[BEGIN EXERCISE DATA]

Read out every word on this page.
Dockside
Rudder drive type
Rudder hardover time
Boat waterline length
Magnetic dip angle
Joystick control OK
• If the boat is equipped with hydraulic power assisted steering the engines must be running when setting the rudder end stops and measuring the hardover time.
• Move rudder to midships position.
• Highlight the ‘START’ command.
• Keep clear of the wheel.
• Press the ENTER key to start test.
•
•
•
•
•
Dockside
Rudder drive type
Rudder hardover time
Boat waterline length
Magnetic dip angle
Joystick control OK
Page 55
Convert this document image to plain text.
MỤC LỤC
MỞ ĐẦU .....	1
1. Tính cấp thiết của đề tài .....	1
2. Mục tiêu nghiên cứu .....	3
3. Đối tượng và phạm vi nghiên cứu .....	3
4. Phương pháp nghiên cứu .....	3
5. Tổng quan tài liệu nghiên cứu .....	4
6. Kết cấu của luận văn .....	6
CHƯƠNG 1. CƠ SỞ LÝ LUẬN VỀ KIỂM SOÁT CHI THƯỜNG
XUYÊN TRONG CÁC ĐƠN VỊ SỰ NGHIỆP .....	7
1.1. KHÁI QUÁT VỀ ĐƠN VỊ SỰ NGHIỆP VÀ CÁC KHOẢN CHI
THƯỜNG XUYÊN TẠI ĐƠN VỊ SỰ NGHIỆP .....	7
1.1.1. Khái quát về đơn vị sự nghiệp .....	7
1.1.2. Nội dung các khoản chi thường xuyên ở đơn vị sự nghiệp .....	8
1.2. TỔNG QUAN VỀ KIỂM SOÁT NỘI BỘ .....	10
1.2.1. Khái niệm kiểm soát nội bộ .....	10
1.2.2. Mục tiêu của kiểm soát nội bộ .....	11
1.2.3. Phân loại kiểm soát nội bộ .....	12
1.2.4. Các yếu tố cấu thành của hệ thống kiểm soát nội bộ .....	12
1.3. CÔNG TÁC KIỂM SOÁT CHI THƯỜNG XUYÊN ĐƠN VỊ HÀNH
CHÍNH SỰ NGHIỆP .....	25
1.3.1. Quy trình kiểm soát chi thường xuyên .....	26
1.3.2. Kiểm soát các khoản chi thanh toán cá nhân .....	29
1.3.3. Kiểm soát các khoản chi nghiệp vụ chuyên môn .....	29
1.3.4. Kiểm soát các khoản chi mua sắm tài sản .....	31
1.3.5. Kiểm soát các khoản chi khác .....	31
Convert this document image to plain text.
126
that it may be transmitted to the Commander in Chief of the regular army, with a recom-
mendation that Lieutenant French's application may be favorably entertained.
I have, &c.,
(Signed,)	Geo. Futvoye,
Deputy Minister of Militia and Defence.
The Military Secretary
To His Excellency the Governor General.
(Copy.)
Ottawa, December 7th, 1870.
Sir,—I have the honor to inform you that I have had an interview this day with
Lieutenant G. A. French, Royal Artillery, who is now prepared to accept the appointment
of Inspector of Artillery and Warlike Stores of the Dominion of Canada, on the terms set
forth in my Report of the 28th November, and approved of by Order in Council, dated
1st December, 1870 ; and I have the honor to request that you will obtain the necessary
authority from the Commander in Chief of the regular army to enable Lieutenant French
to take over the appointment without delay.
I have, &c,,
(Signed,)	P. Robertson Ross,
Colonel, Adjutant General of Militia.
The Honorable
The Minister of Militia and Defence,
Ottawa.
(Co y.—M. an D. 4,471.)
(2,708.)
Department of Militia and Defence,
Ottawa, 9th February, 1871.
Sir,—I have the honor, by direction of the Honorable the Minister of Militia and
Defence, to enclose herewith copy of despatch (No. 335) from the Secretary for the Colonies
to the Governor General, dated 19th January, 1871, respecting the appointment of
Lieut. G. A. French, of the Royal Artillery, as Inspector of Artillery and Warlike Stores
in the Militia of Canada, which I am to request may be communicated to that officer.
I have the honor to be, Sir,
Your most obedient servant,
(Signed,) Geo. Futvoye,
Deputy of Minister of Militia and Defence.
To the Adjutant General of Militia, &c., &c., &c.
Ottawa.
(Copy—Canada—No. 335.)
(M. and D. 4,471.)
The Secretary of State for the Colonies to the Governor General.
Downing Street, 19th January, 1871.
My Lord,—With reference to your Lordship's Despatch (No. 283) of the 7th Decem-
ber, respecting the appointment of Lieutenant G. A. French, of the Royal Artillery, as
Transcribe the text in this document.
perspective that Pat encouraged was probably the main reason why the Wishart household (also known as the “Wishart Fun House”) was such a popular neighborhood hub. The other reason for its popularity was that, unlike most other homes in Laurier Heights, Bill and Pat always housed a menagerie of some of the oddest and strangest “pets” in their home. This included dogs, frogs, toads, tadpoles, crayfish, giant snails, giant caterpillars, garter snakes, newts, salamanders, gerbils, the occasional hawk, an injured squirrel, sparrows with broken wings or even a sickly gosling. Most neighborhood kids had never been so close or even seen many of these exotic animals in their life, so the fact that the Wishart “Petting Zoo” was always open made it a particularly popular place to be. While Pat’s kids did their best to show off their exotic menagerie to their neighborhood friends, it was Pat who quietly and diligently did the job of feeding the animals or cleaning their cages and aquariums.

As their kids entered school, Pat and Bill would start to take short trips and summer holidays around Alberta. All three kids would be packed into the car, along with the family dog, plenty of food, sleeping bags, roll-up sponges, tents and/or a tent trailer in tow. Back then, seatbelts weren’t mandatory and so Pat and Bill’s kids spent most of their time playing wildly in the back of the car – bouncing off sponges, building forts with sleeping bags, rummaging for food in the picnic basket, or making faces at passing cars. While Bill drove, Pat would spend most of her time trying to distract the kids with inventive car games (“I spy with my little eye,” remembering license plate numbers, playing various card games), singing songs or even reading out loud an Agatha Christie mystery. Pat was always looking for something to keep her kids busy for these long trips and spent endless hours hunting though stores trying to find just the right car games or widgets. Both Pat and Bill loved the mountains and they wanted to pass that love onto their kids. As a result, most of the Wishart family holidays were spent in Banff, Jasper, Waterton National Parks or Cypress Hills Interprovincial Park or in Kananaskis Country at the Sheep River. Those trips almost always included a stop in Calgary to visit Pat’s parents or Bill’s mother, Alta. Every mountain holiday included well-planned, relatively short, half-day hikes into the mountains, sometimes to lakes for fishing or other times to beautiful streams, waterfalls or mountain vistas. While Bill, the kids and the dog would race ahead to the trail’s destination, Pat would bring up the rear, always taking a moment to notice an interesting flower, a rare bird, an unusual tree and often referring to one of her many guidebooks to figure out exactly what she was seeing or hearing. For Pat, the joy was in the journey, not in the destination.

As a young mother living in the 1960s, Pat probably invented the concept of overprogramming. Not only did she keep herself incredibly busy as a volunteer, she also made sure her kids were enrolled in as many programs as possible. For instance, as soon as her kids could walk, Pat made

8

[END EXERCISE DATA]

■ **GOAL OF THE EXERCISE**
From the records above, extract everything verbatim.

■ **FULL SOLUTION**
Read out every word on this page.
Dockside
Rudder drive type
Rudder hardover time
Boat waterline length
Magnetic dip angle
Joystick control OK
• If the boat is equipped with hydraulic power assisted steering the engines must be running when setting the rudder end stops and measuring the hardover time.
• Move rudder to midships position.
• Highlight the ‘START’ command.
• Keep clear of the wheel.
• Press the ENTER key to start test.
•
•
•
•
•
Dockside
Rudder drive type
Rudder hardover time
Boat waterline length
Magnetic dip angle
Joystick control OK
Page 55
Convert this document image to plain text.
MỤC LỤC
MỞ ĐẦU .....	1
1. Tính cấp thiết của đề tài .....	1
2. Mục tiêu nghiên cứu .....	3
3. Đối tượng và phạm vi nghiên cứu .....	3
4. Phương pháp nghiên cứu .....	3
5. Tổng quan tài liệu nghiên cứu .....	4
6. Kết cấu của luận văn .....	6
CHƯƠNG 1. CƠ SỞ LÝ LUẬN VỀ KIỂM SOÁT CHI THƯỜNG
XUYÊN TRONG CÁC ĐƠN VỊ SỰ NGHIỆP .....	7
1.1. KHÁI QUÁT VỀ ĐƠN VỊ SỰ NGHIỆP VÀ CÁC KHOẢN CHI
THƯỜNG XUYÊN TẠI ĐƠN VỊ SỰ NGHIỆP .....	7
1.1.1. Khái quát về đơn vị sự nghiệp .....	7
1.1.2. Nội dung các khoản chi thường xuyên ở đơn vị sự nghiệp .....	8
1.2. TỔNG QUAN VỀ KIỂM SOÁT NỘI BỘ .....	10
1.2.1. Khái niệm kiểm soát nội bộ .....	10
1.2.2. Mục tiêu của kiểm soát nội bộ .....	11
1.2.3. Phân loại kiểm soát nội bộ .....	12
1.2.4. Các yếu tố cấu thành của hệ thống kiểm soát nội bộ .....	12
1.3. CÔNG TÁC KIỂM SOÁT CHI THƯỜNG XUYÊN ĐƠN VỊ HÀNH
CHÍNH SỰ NGHIỆP .....	25
1.3.1. Quy trình kiểm soát chi thường xuyên .....	26
1.3.2. Kiểm soát các khoản chi thanh toán cá nhân .....	29
1.3.3. Kiểm soát các khoản chi nghiệp vụ chuyên môn .....	29
1.3.4. Kiểm soát các khoản chi mua sắm tài sản .....	31
1.3.5. Kiểm soát các khoản chi khác .....	31
Convert this document image to plain text.
126
that it may be transmitted to the Commander in Chief of the regular army, with a recom-
mendation that Lieutenant French's application may be favorably entertained.
I have, &c.,
(Signed,)	Geo. Futvoye,
Deputy Minister of Militia and Defence.
The Military Secretary
To His Excellency the Governor General.
(Copy.)
Ottawa, December 7th, 1870.
Sir,—I have the honor to inform you that I have had an interview this day with
Lieutenant G. A. French, Royal Artillery, who is now prepared to accept the appointment
of Inspector of Artillery and Warlike Stores of the Dominion of Canada, on the terms set
forth in my Report of the 28th November, and approved of by Order in Council, dated
1st December, 1870 ; and I have the honor to request that you will obtain the necessary
authority from the Commander in Chief of the regular army to enable Lieutenant French
to take over the appointment without delay.
I have, &c,,
(Signed,)	P. Robertson Ross,
Colonel, Adjutant General of Militia.
The Honorable
The Minister of Militia and Defence,
Ottawa.
(Co y.—M. an D. 4,471.)
(2,708.)
Department of Militia and Defence,
Ottawa, 9th February, 1871.
Sir,—I have the honor, by direction of the Honorable the Minister of Militia and
Defence, to enclose herewith copy of despatch (No. 335) from the Secretary for the Colonies
to the Governor General, dated 19th January, 1871, respecting the appointment of
Lieut. G. A. French, of the Royal Artillery, as Inspector of Artillery and Warlike Stores
in the Militia of Canada, which I am to request may be communicated to that officer.
I have the honor to be, Sir,
Your most obedient servant,
(Signed,) Geo. Futvoye,
Deputy of Minister of Militia and Defence.
To the Adjutant General of Militia, &c., &c., &c.
Ottawa.
(Copy—Canada—No. 335.)
(M. and D. 4,471.)
The Secretary of State for the Colonies to the Governor General.
Downing Street, 19th January, 1871.
My Lord,—With reference to your Lordship's Despatch (No. 283) of the 7th Decem-
ber, respecting the appointment of Lieutenant G. A. French, of the Royal Artillery, as
Transcribe the text in this document.
perspective that Pat encouraged was probably the main reason why the Wishart household (also known as the “Wishart Fun House”) was such a popular neighborhood hub. The other reason for its popularity was that, unlike most other homes in Laurier Heights, Bill and Pat always housed a menagerie of some of the oddest and strangest “pets” in their home. This included dogs, frogs, toads, tadpoles, crayfish, giant snails, giant caterpillars, garter snakes, newts, salamanders, gerbils, the occasional hawk, an injured squirrel, sparrows with broken wings or even a sickly gosling. Most neighborhood kids had never been so close or even seen many of these exotic animals in their life, so the fact that the Wishart “Petting Zoo” was always open made it a particularly popular place to be. While Pat’s kids did their best to show off their exotic menagerie to their neighborhood friends, it was Pat who quietly and diligently did the job of feeding the animals or cleaning their cages and aquariums.

As their kids entered school, Pat and Bill would start to take short trips and summer holidays around Alberta. All three kids would be packed into the car, along with the family dog, plenty of food, sleeping bags, roll-up sponges, tents and/or a tent trailer in tow. Back then, seatbelts weren’t mandatory and so Pat and Bill’s kids spent most of their time playing wildly in the back of the car – bouncing off sponges, building forts with sleeping bags, rummaging for food in the picnic basket, or making faces at passing cars. While Bill drove, Pat would spend most of her time trying to distract the kids with inventive car games (“I spy with my little eye,” remembering license plate numbers, playing various card games), singing songs or even reading out loud an Agatha Christie mystery. Pat was always looking for something to keep her kids busy for these long trips and spent endless hours hunting though stores trying to find just the right car games or widgets. Both Pat and Bill loved the mountains and they wanted to pass that love onto their kids. As a result, most of the Wishart family holidays were spent in Banff, Jasper, Waterton National Parks or Cypress Hills Interprovincial Park or in Kananaskis Country at the Sheep River. Those trips almost always included a stop in Calgary to visit Pat’s parents or Bill’s mother, Alta. Every mountain holiday included well-planned, relatively short, half-day hikes into the mountains, sometimes to lakes for fishing or other times to beautiful streams, waterfalls or mountain vistas. While Bill, the kids and the dog would race ahead to the trail’s destination, Pat would bring up the rear, always taking a moment to notice an interesting flower, a rare bird, an unusual tree and often referring to one of her many guidebooks to figure out exactly what she was seeing or hearing. For Pat, the joy was in the journey, not in the destination.

As a young mother living in the 1960s, Pat probably invented the concept of overprogramming. Not only did she keep herself incredibly busy as a volunteer, she also made sure her kids were enrolled in as many programs as possible. For instance, as soon as her kids could walk, Pat made

8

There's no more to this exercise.